**Challenge**
Among the lines below, how many carry the string "content"? Reply with a number and nothing else.
'''
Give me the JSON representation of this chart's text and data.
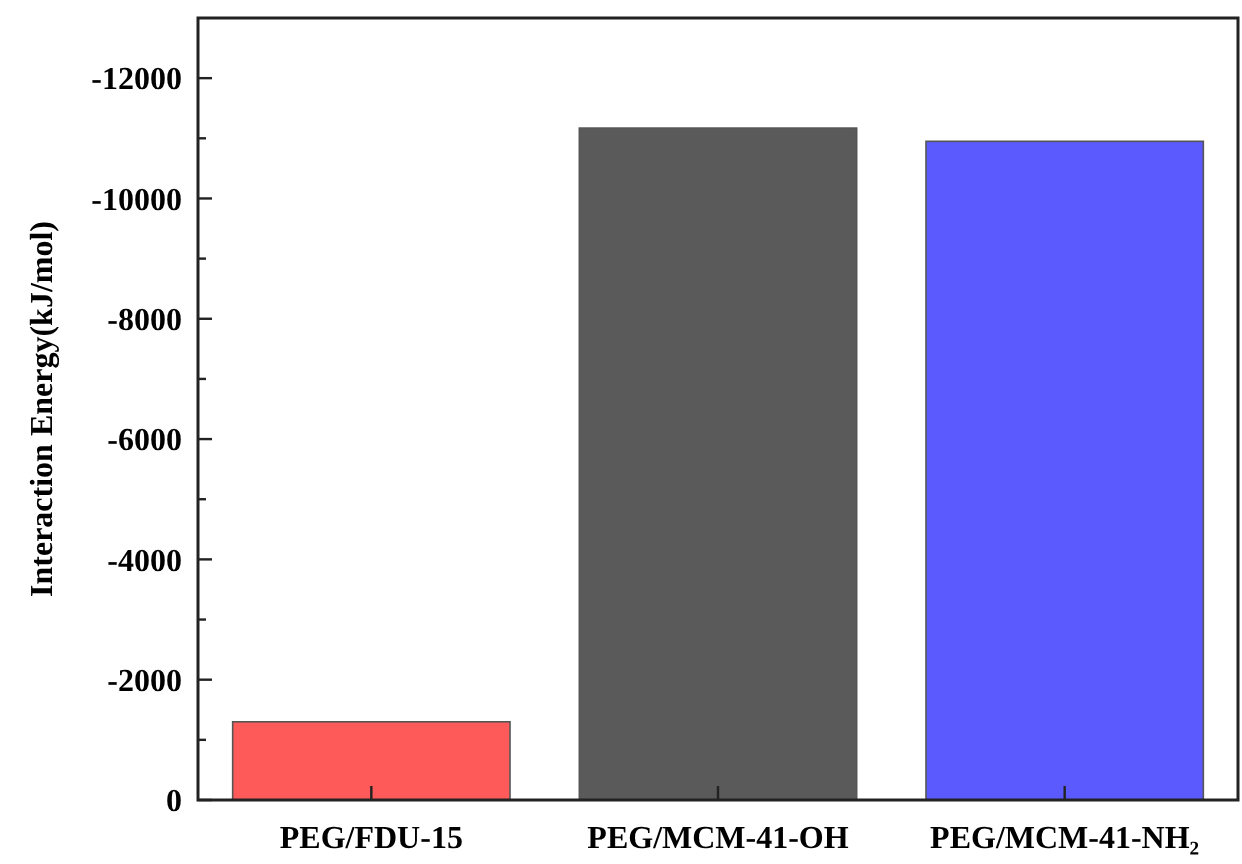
{
  "chart_data": {
    "type": "bar",
    "ylabel": "Interaction Energy(kJ/mol)",
    "categories": [
      "PEG/FDU-15",
      "PEG/MCM-41-OH",
      "PEG/MCM-41-NH₂"
    ],
    "values": [
      -1300,
      -11170,
      -10950
    ],
    "colors": [
      "#ff5a5a",
      "#5a5a5a",
      "#5a5aff"
    ],
    "ylim": [
      0,
      -13000
    ],
    "yticks": [
      0,
      {
        "value": -1000,
        "label": null
      },
      -2000,
      {
        "value": -3000,
        "label": null
      },
      -4000,
      {
        "value": -5000,
        "label": null
      },
      -6000,
      {
        "value": -7000,
        "label": null
      },
      -8000,
      {
        "value": -9000,
        "label": null
      },
      -10000,
      {
        "value": -11000,
        "label": null
      },
      -12000
    ],
    "grid": false
  }
}
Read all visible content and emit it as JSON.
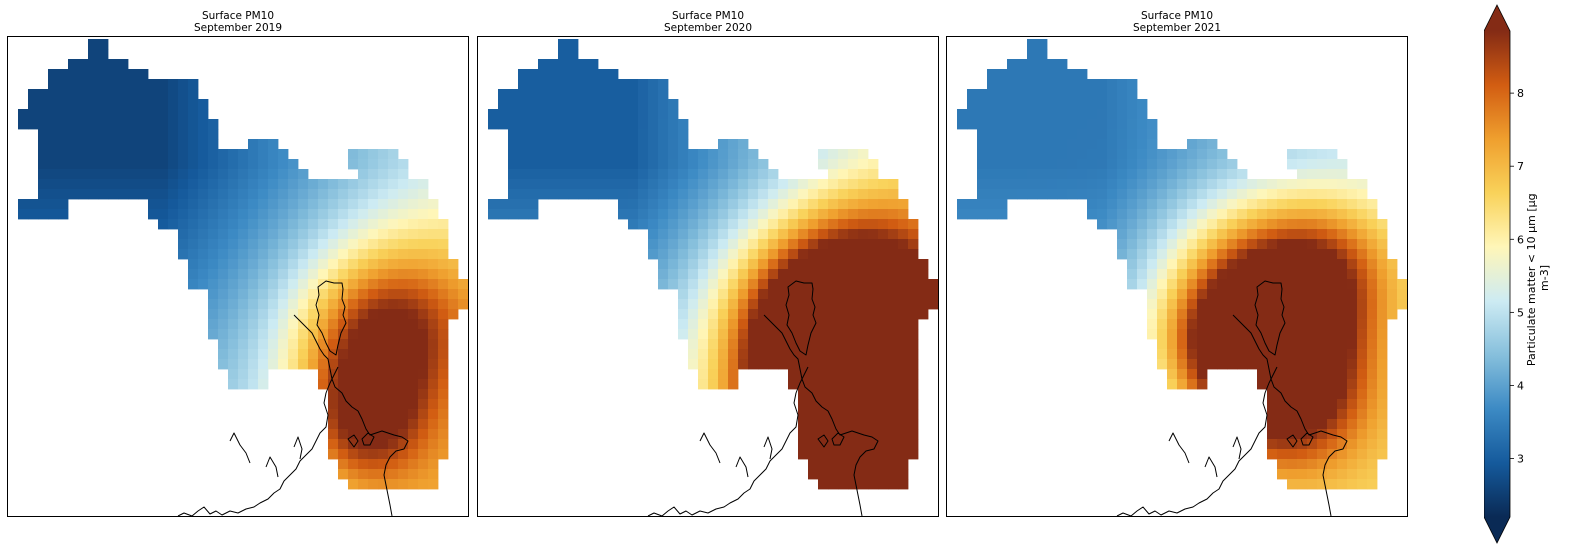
{
  "panels": [
    {
      "title": "Surface PM10",
      "subtitle": "September 2019"
    },
    {
      "title": "Surface PM10",
      "subtitle": "September 2020"
    },
    {
      "title": "Surface PM10",
      "subtitle": "September 2021"
    }
  ],
  "colorbar": {
    "label": "Particulate matter < 10 µm [µg m-3]",
    "vmin": 2.2,
    "vmax": 8.85,
    "ticks": [
      3,
      4,
      5,
      6,
      7,
      8
    ],
    "extend": "both",
    "colormap": "diverging blue-white-yellow-orange-brown",
    "colors": [
      "#0a2a55",
      "#155a9c",
      "#3c8ac4",
      "#86bfdc",
      "#cdebf3",
      "#fff6b8",
      "#f9d25a",
      "#ef9f2e",
      "#d25d12",
      "#842b15"
    ]
  }
}
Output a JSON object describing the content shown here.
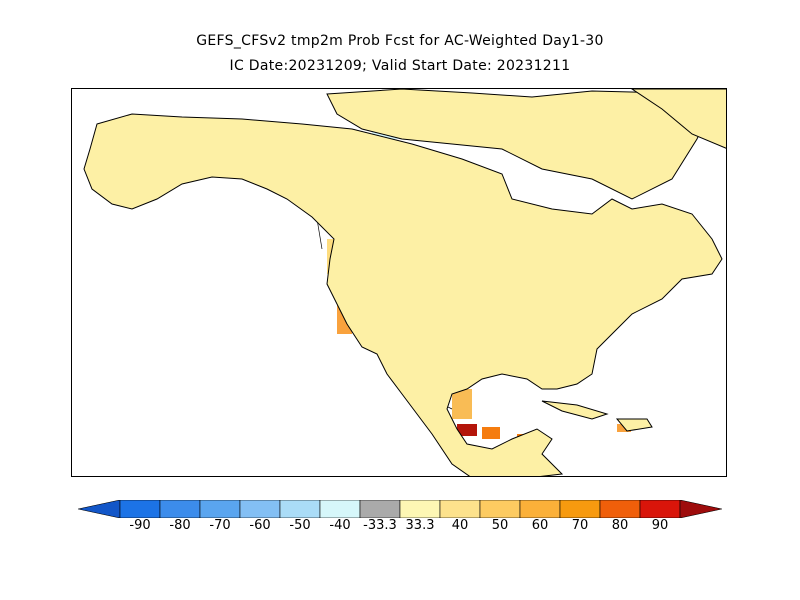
{
  "title": {
    "line1": "GEFS_CFSv2 tmp2m Prob Fcst for AC-Weighted Day1-30",
    "line2": "IC Date:20231209; Valid Start Date: 20231211"
  },
  "map": {
    "region": "North America",
    "colors": {
      "ocean": "#ffffff",
      "base_warm": "#fdf0a5",
      "warm_40": "#fddc7e",
      "warm_50": "#f9bc55",
      "warm_60": "#f9a23d",
      "warm_70": "#f57c0f",
      "warm_90": "#b4150a",
      "cold_light": "#d6f5fa",
      "cold_mid": "#aadff5",
      "cold_dark": "#2244bb",
      "outline": "#000000"
    }
  },
  "colorbar": {
    "segments": [
      {
        "label": "-90",
        "color": "#1c73e6"
      },
      {
        "label": "-80",
        "color": "#3c8ceb"
      },
      {
        "label": "-70",
        "color": "#5aa5ef"
      },
      {
        "label": "-60",
        "color": "#83bff4"
      },
      {
        "label": "-50",
        "color": "#aadcf7"
      },
      {
        "label": "-40",
        "color": "#d6f7fa"
      },
      {
        "label": "-33.3",
        "color": "#aaaaaa"
      },
      {
        "label": "33.3",
        "color": "#fdf7b4"
      },
      {
        "label": "40",
        "color": "#fde28c"
      },
      {
        "label": "50",
        "color": "#fdcb61"
      },
      {
        "label": "60",
        "color": "#fbb039"
      },
      {
        "label": "70",
        "color": "#f79a0f"
      },
      {
        "label": "80",
        "color": "#f05f0a"
      },
      {
        "label": "90",
        "color": "#d9150a"
      }
    ],
    "arrow_left_color": "#1256c8",
    "arrow_right_color": "#9e0c0c"
  }
}
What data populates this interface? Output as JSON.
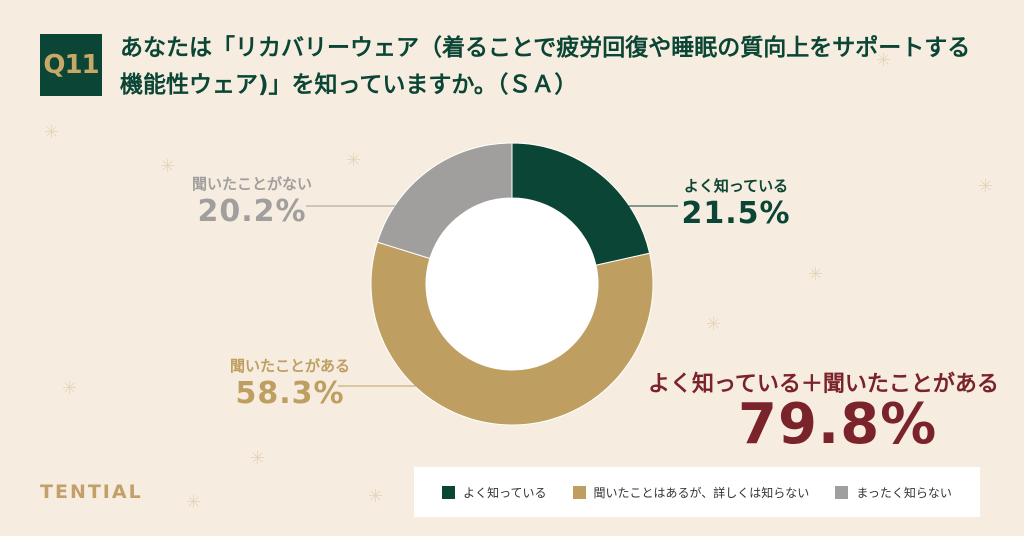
{
  "header": {
    "badge": "Q11",
    "question_line1": "あなたは「リカバリーウェア（着ることで疲労回復や睡眠の質向上をサポートする",
    "question_line2": "機能性ウェア)」を知っていますか。（ＳＡ）"
  },
  "brand": "TENTIAL",
  "colors": {
    "dark_green": "#0b4535",
    "gold": "#bf9f61",
    "gray": "#a19f9d",
    "maroon": "#7a232b",
    "background": "#f6ede0"
  },
  "chart_data": {
    "type": "pie",
    "donut": true,
    "start": "top",
    "direction": "clockwise",
    "slices": [
      {
        "label": "よく知っている",
        "legend": "よく知っている",
        "value": 21.5,
        "display": "21.5%",
        "color": "#0b4535"
      },
      {
        "label": "聞いたことがある",
        "legend": "聞いたことはあるが、詳しくは知らない",
        "value": 58.3,
        "display": "58.3%",
        "color": "#bf9f61"
      },
      {
        "label": "聞いたことがない",
        "legend": "まったく知らない",
        "value": 20.2,
        "display": "20.2%",
        "color": "#a19f9d"
      }
    ],
    "annotation": {
      "label": "よく知っている＋聞いたことがある",
      "value": 79.8,
      "display": "79.8%"
    },
    "legend_position": "bottom-right"
  }
}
'''
**Written solution**
2